Task goal:
Copy every line of the data in which the word "Differences" occurs.
----------------------------------------
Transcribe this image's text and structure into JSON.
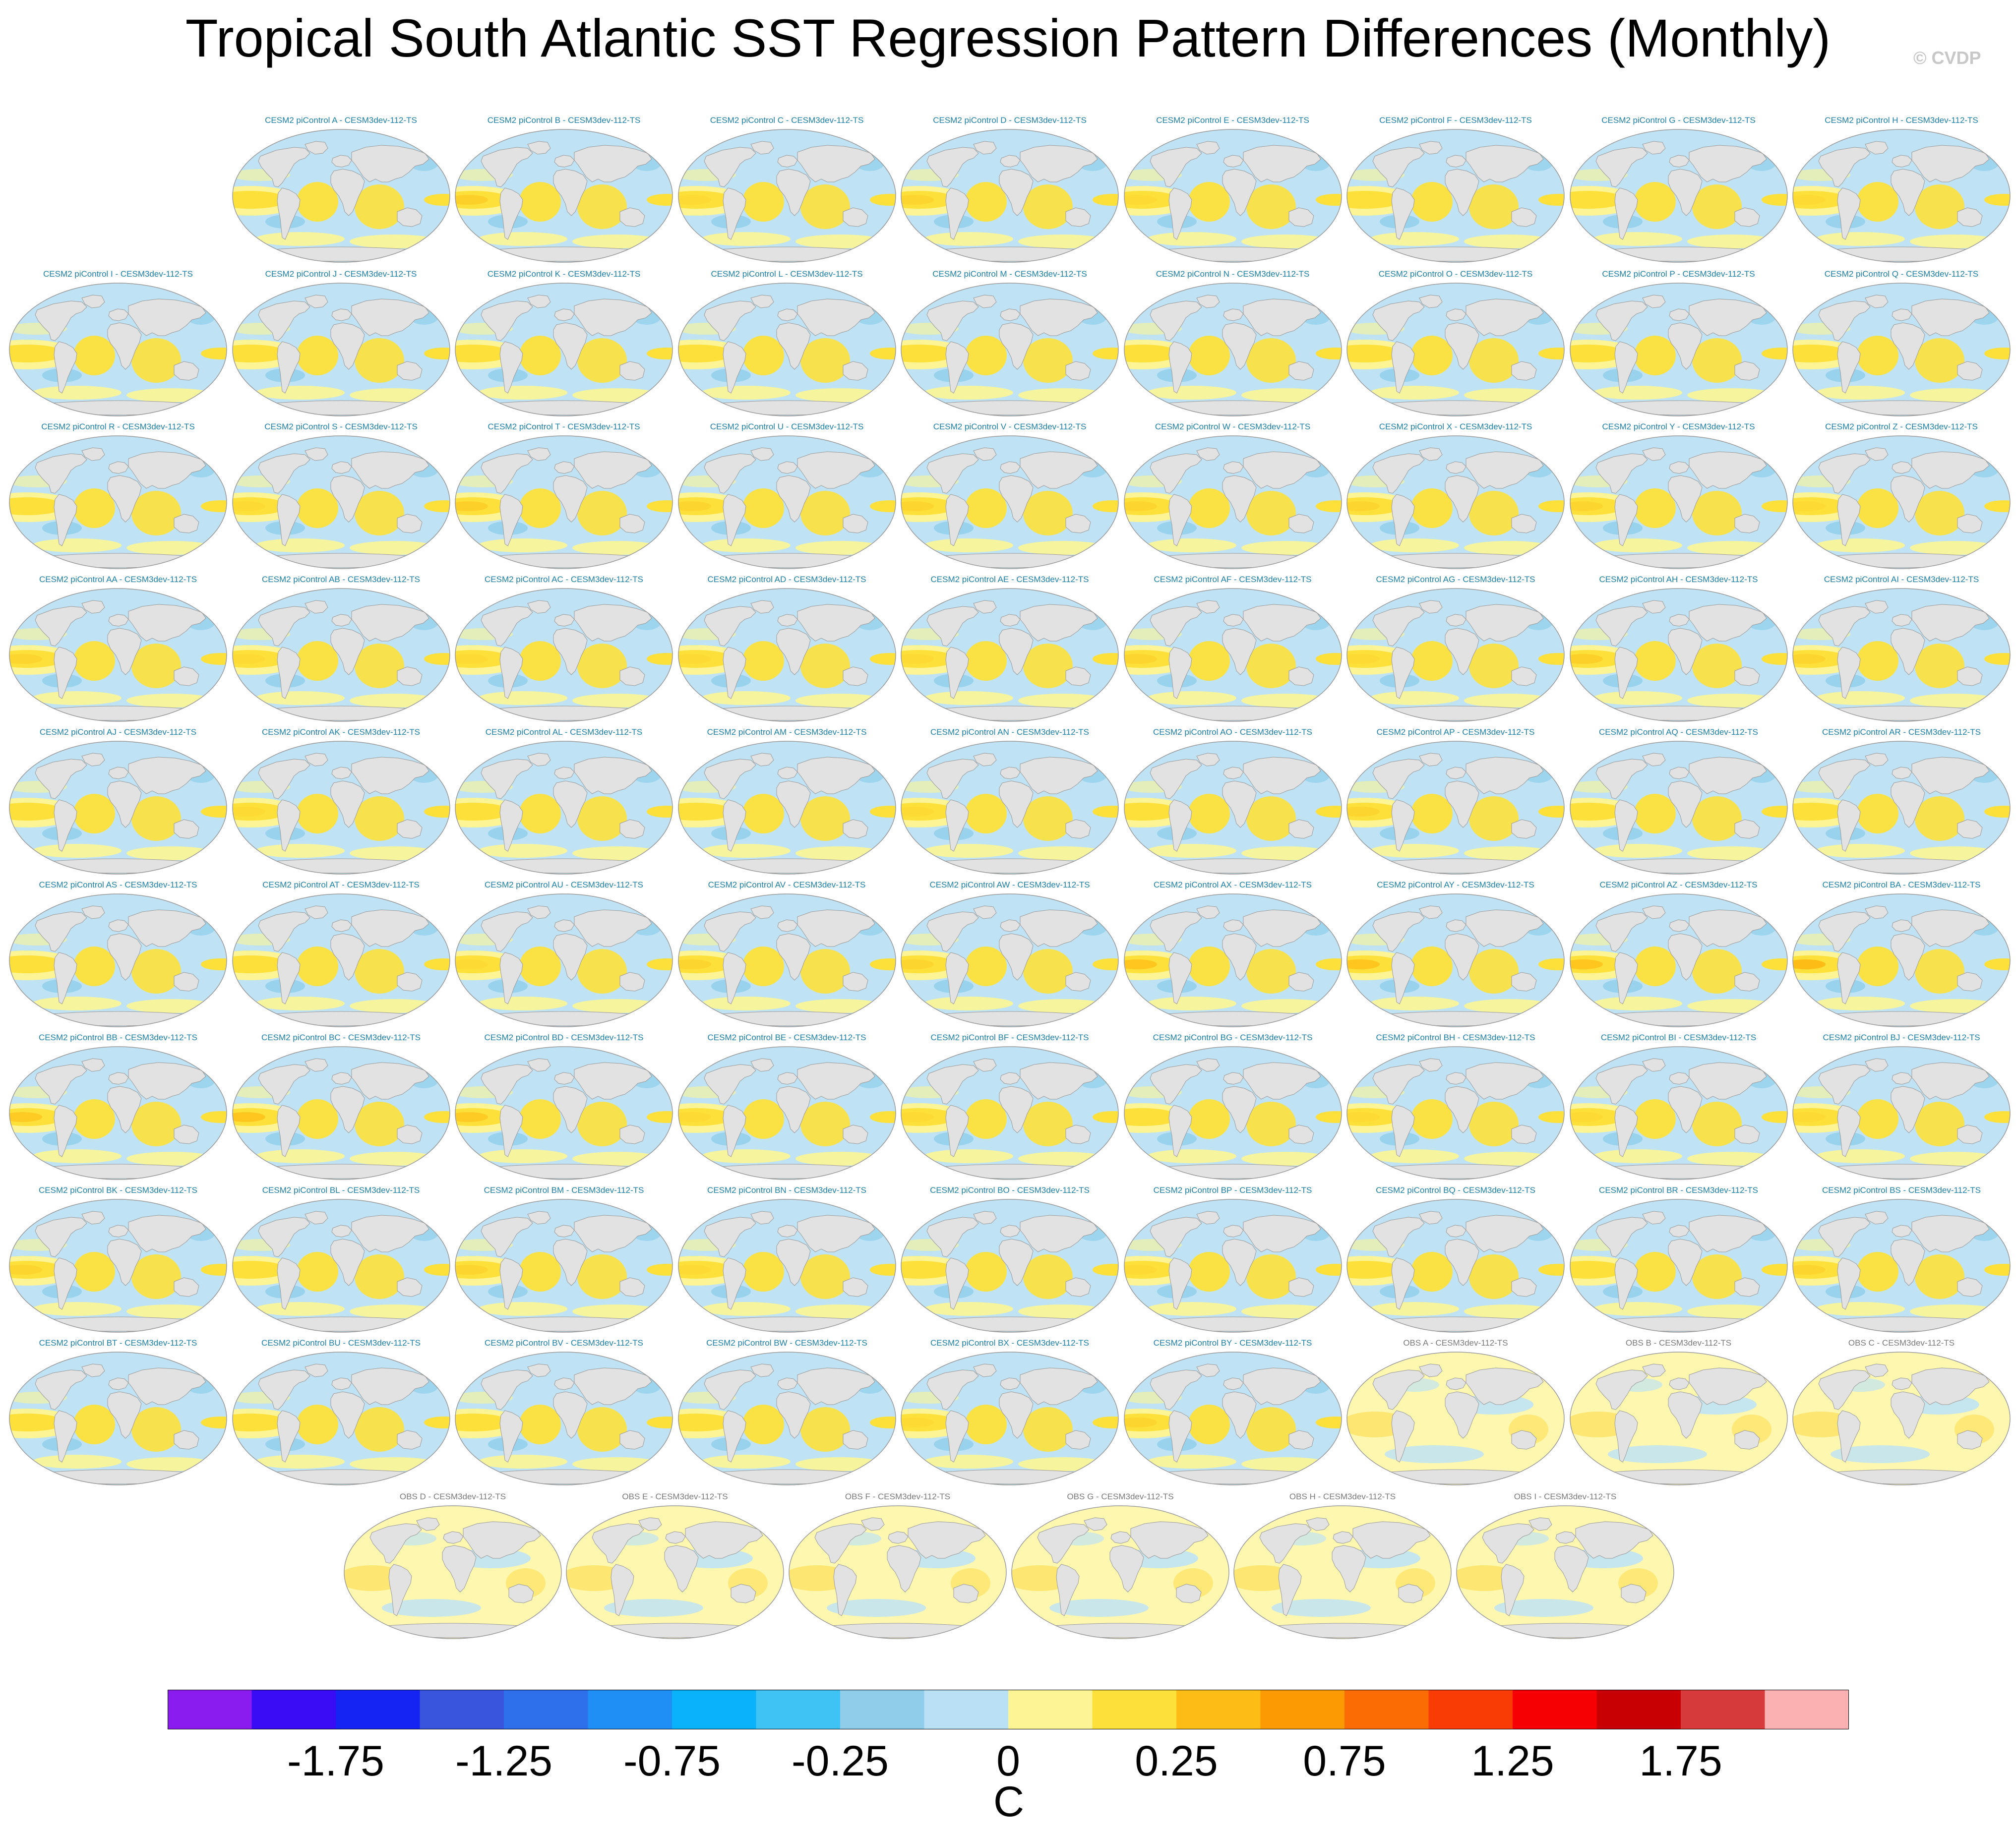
{
  "title": "Tropical South Atlantic SST Regression Pattern Differences (Monthly)",
  "credit": "© CVDP",
  "chart_data": {
    "type": "heatmap",
    "title": "Tropical South Atlantic SST Regression Pattern Differences (Monthly)",
    "projection": "global ellipse, land masked grey",
    "panels": [
      {
        "label": "CESM2 piControl A - CESM3dev-112-TS",
        "group": "model",
        "tint": 0.45
      },
      {
        "label": "CESM2 piControl B - CESM3dev-112-TS",
        "group": "model",
        "tint": 0.65
      },
      {
        "label": "CESM2 piControl C - CESM3dev-112-TS",
        "group": "model",
        "tint": 0.55
      },
      {
        "label": "CESM2 piControl D - CESM3dev-112-TS",
        "group": "model",
        "tint": 0.6
      },
      {
        "label": "CESM2 piControl E - CESM3dev-112-TS",
        "group": "model",
        "tint": 0.55
      },
      {
        "label": "CESM2 piControl F - CESM3dev-112-TS",
        "group": "model",
        "tint": 0.5
      },
      {
        "label": "CESM2 piControl G - CESM3dev-112-TS",
        "group": "model",
        "tint": 0.5
      },
      {
        "label": "CESM2 piControl H - CESM3dev-112-TS",
        "group": "model",
        "tint": 0.55
      },
      {
        "label": "CESM2 piControl I - CESM3dev-112-TS",
        "group": "model",
        "tint": 0.5
      },
      {
        "label": "CESM2 piControl J - CESM3dev-112-TS",
        "group": "model",
        "tint": 0.45
      },
      {
        "label": "CESM2 piControl K - CESM3dev-112-TS",
        "group": "model",
        "tint": 0.45
      },
      {
        "label": "CESM2 piControl L - CESM3dev-112-TS",
        "group": "model",
        "tint": 0.45
      },
      {
        "label": "CESM2 piControl M - CESM3dev-112-TS",
        "group": "model",
        "tint": 0.45
      },
      {
        "label": "CESM2 piControl N - CESM3dev-112-TS",
        "group": "model",
        "tint": 0.4
      },
      {
        "label": "CESM2 piControl O - CESM3dev-112-TS",
        "group": "model",
        "tint": 0.45
      },
      {
        "label": "CESM2 piControl P - CESM3dev-112-TS",
        "group": "model",
        "tint": 0.5
      },
      {
        "label": "CESM2 piControl Q - CESM3dev-112-TS",
        "group": "model",
        "tint": 0.5
      },
      {
        "label": "CESM2 piControl R - CESM3dev-112-TS",
        "group": "model",
        "tint": 0.5
      },
      {
        "label": "CESM2 piControl S - CESM3dev-112-TS",
        "group": "model",
        "tint": 0.55
      },
      {
        "label": "CESM2 piControl T - CESM3dev-112-TS",
        "group": "model",
        "tint": 0.65
      },
      {
        "label": "CESM2 piControl U - CESM3dev-112-TS",
        "group": "model",
        "tint": 0.6
      },
      {
        "label": "CESM2 piControl V - CESM3dev-112-TS",
        "group": "model",
        "tint": 0.6
      },
      {
        "label": "CESM2 piControl W - CESM3dev-112-TS",
        "group": "model",
        "tint": 0.6
      },
      {
        "label": "CESM2 piControl X - CESM3dev-112-TS",
        "group": "model",
        "tint": 0.6
      },
      {
        "label": "CESM2 piControl Y - CESM3dev-112-TS",
        "group": "model",
        "tint": 0.6
      },
      {
        "label": "CESM2 piControl Z - CESM3dev-112-TS",
        "group": "model",
        "tint": 0.55
      },
      {
        "label": "CESM2 piControl AA - CESM3dev-112-TS",
        "group": "model",
        "tint": 0.6
      },
      {
        "label": "CESM2 piControl AB - CESM3dev-112-TS",
        "group": "model",
        "tint": 0.55
      },
      {
        "label": "CESM2 piControl AC - CESM3dev-112-TS",
        "group": "model",
        "tint": 0.55
      },
      {
        "label": "CESM2 piControl AD - CESM3dev-112-TS",
        "group": "model",
        "tint": 0.55
      },
      {
        "label": "CESM2 piControl AE - CESM3dev-112-TS",
        "group": "model",
        "tint": 0.55
      },
      {
        "label": "CESM2 piControl AF - CESM3dev-112-TS",
        "group": "model",
        "tint": 0.6
      },
      {
        "label": "CESM2 piControl AG - CESM3dev-112-TS",
        "group": "model",
        "tint": 0.55
      },
      {
        "label": "CESM2 piControl AH - CESM3dev-112-TS",
        "group": "model",
        "tint": 0.65
      },
      {
        "label": "CESM2 piControl AI - CESM3dev-112-TS",
        "group": "model",
        "tint": 0.6
      },
      {
        "label": "CESM2 piControl AJ - CESM3dev-112-TS",
        "group": "model",
        "tint": 0.5
      },
      {
        "label": "CESM2 piControl AK - CESM3dev-112-TS",
        "group": "model",
        "tint": 0.55
      },
      {
        "label": "CESM2 piControl AL - CESM3dev-112-TS",
        "group": "model",
        "tint": 0.5
      },
      {
        "label": "CESM2 piControl AM - CESM3dev-112-TS",
        "group": "model",
        "tint": 0.5
      },
      {
        "label": "CESM2 piControl AN - CESM3dev-112-TS",
        "group": "model",
        "tint": 0.55
      },
      {
        "label": "CESM2 piControl AO - CESM3dev-112-TS",
        "group": "model",
        "tint": 0.5
      },
      {
        "label": "CESM2 piControl AP - CESM3dev-112-TS",
        "group": "model",
        "tint": 0.6
      },
      {
        "label": "CESM2 piControl AQ - CESM3dev-112-TS",
        "group": "model",
        "tint": 0.5
      },
      {
        "label": "CESM2 piControl AR - CESM3dev-112-TS",
        "group": "model",
        "tint": 0.5
      },
      {
        "label": "CESM2 piControl AS - CESM3dev-112-TS",
        "group": "model",
        "tint": 0.5
      },
      {
        "label": "CESM2 piControl AT - CESM3dev-112-TS",
        "group": "model",
        "tint": 0.5
      },
      {
        "label": "CESM2 piControl AU - CESM3dev-112-TS",
        "group": "model",
        "tint": 0.55
      },
      {
        "label": "CESM2 piControl AV - CESM3dev-112-TS",
        "group": "model",
        "tint": 0.6
      },
      {
        "label": "CESM2 piControl AW - CESM3dev-112-TS",
        "group": "model",
        "tint": 0.6
      },
      {
        "label": "CESM2 piControl AX - CESM3dev-112-TS",
        "group": "model",
        "tint": 0.75
      },
      {
        "label": "CESM2 piControl AY - CESM3dev-112-TS",
        "group": "model",
        "tint": 0.75
      },
      {
        "label": "CESM2 piControl AZ - CESM3dev-112-TS",
        "group": "model",
        "tint": 0.75
      },
      {
        "label": "CESM2 piControl BA - CESM3dev-112-TS",
        "group": "model",
        "tint": 0.85
      },
      {
        "label": "CESM2 piControl BB - CESM3dev-112-TS",
        "group": "model",
        "tint": 0.7
      },
      {
        "label": "CESM2 piControl BC - CESM3dev-112-TS",
        "group": "model",
        "tint": 0.75
      },
      {
        "label": "CESM2 piControl BD - CESM3dev-112-TS",
        "group": "model",
        "tint": 0.7
      },
      {
        "label": "CESM2 piControl BE - CESM3dev-112-TS",
        "group": "model",
        "tint": 0.55
      },
      {
        "label": "CESM2 piControl BF - CESM3dev-112-TS",
        "group": "model",
        "tint": 0.55
      },
      {
        "label": "CESM2 piControl BG - CESM3dev-112-TS",
        "group": "model",
        "tint": 0.5
      },
      {
        "label": "CESM2 piControl BH - CESM3dev-112-TS",
        "group": "model",
        "tint": 0.55
      },
      {
        "label": "CESM2 piControl BI - CESM3dev-112-TS",
        "group": "model",
        "tint": 0.55
      },
      {
        "label": "CESM2 piControl BJ - CESM3dev-112-TS",
        "group": "model",
        "tint": 0.55
      },
      {
        "label": "CESM2 piControl BK - CESM3dev-112-TS",
        "group": "model",
        "tint": 0.6
      },
      {
        "label": "CESM2 piControl BL - CESM3dev-112-TS",
        "group": "model",
        "tint": 0.5
      },
      {
        "label": "CESM2 piControl BM - CESM3dev-112-TS",
        "group": "model",
        "tint": 0.6
      },
      {
        "label": "CESM2 piControl BN - CESM3dev-112-TS",
        "group": "model",
        "tint": 0.55
      },
      {
        "label": "CESM2 piControl BO - CESM3dev-112-TS",
        "group": "model",
        "tint": 0.5
      },
      {
        "label": "CESM2 piControl BP - CESM3dev-112-TS",
        "group": "model",
        "tint": 0.55
      },
      {
        "label": "CESM2 piControl BQ - CESM3dev-112-TS",
        "group": "model",
        "tint": 0.5
      },
      {
        "label": "CESM2 piControl BR - CESM3dev-112-TS",
        "group": "model",
        "tint": 0.5
      },
      {
        "label": "CESM2 piControl BS - CESM3dev-112-TS",
        "group": "model",
        "tint": 0.6
      },
      {
        "label": "CESM2 piControl BT - CESM3dev-112-TS",
        "group": "model",
        "tint": 0.5
      },
      {
        "label": "CESM2 piControl BU - CESM3dev-112-TS",
        "group": "model",
        "tint": 0.5
      },
      {
        "label": "CESM2 piControl BV - CESM3dev-112-TS",
        "group": "model",
        "tint": 0.5
      },
      {
        "label": "CESM2 piControl BW - CESM3dev-112-TS",
        "group": "model",
        "tint": 0.5
      },
      {
        "label": "CESM2 piControl BX - CESM3dev-112-TS",
        "group": "model",
        "tint": 0.55
      },
      {
        "label": "CESM2 piControl BY - CESM3dev-112-TS",
        "group": "model",
        "tint": 0.6
      },
      {
        "label": "OBS A - CESM3dev-112-TS",
        "group": "obs",
        "tint": 0.3
      },
      {
        "label": "OBS B - CESM3dev-112-TS",
        "group": "obs",
        "tint": 0.3
      },
      {
        "label": "OBS C - CESM3dev-112-TS",
        "group": "obs",
        "tint": 0.3
      },
      {
        "label": "OBS D - CESM3dev-112-TS",
        "group": "obs",
        "tint": 0.3
      },
      {
        "label": "OBS E - CESM3dev-112-TS",
        "group": "obs",
        "tint": 0.3
      },
      {
        "label": "OBS F - CESM3dev-112-TS",
        "group": "obs",
        "tint": 0.3
      },
      {
        "label": "OBS G - CESM3dev-112-TS",
        "group": "obs",
        "tint": 0.3
      },
      {
        "label": "OBS H - CESM3dev-112-TS",
        "group": "obs",
        "tint": 0.3
      },
      {
        "label": "OBS I - CESM3dev-112-TS",
        "group": "obs",
        "tint": 0.3
      }
    ],
    "colorbar": {
      "unit": "C",
      "levels": [
        -2.0,
        -1.75,
        -1.5,
        -1.25,
        -1.0,
        -0.75,
        -0.5,
        -0.25,
        -0.1,
        0,
        0.1,
        0.25,
        0.5,
        0.75,
        1.0,
        1.25,
        1.5,
        1.75,
        2.0
      ],
      "colors": [
        "#8a1cf0",
        "#3a0cf5",
        "#1624f3",
        "#3955dd",
        "#2e6fec",
        "#1f8ff5",
        "#0ab2fb",
        "#3fc3f4",
        "#8fcdeb",
        "#b9e0f4",
        "#fdf595",
        "#fde03a",
        "#fdbd16",
        "#fc9a04",
        "#fb6d04",
        "#f93b06",
        "#f60003",
        "#c80004",
        "#d63a3a",
        "#fbb1b1"
      ],
      "tick_labels": [
        "-1.75",
        "-1.25",
        "-0.75",
        "-0.25",
        "0",
        "0.25",
        "0.75",
        "1.25",
        "1.75"
      ],
      "tick_values": [
        -1.75,
        -1.25,
        -0.75,
        -0.25,
        0,
        0.25,
        0.75,
        1.25,
        1.75
      ]
    }
  }
}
----------------------------------------
Task answer:
  "title": "Tropical South Atlantic SST Regression Pattern Differences (Monthly)",
    "title": "Tropical South Atlantic SST Regression Pattern Differences (Monthly)",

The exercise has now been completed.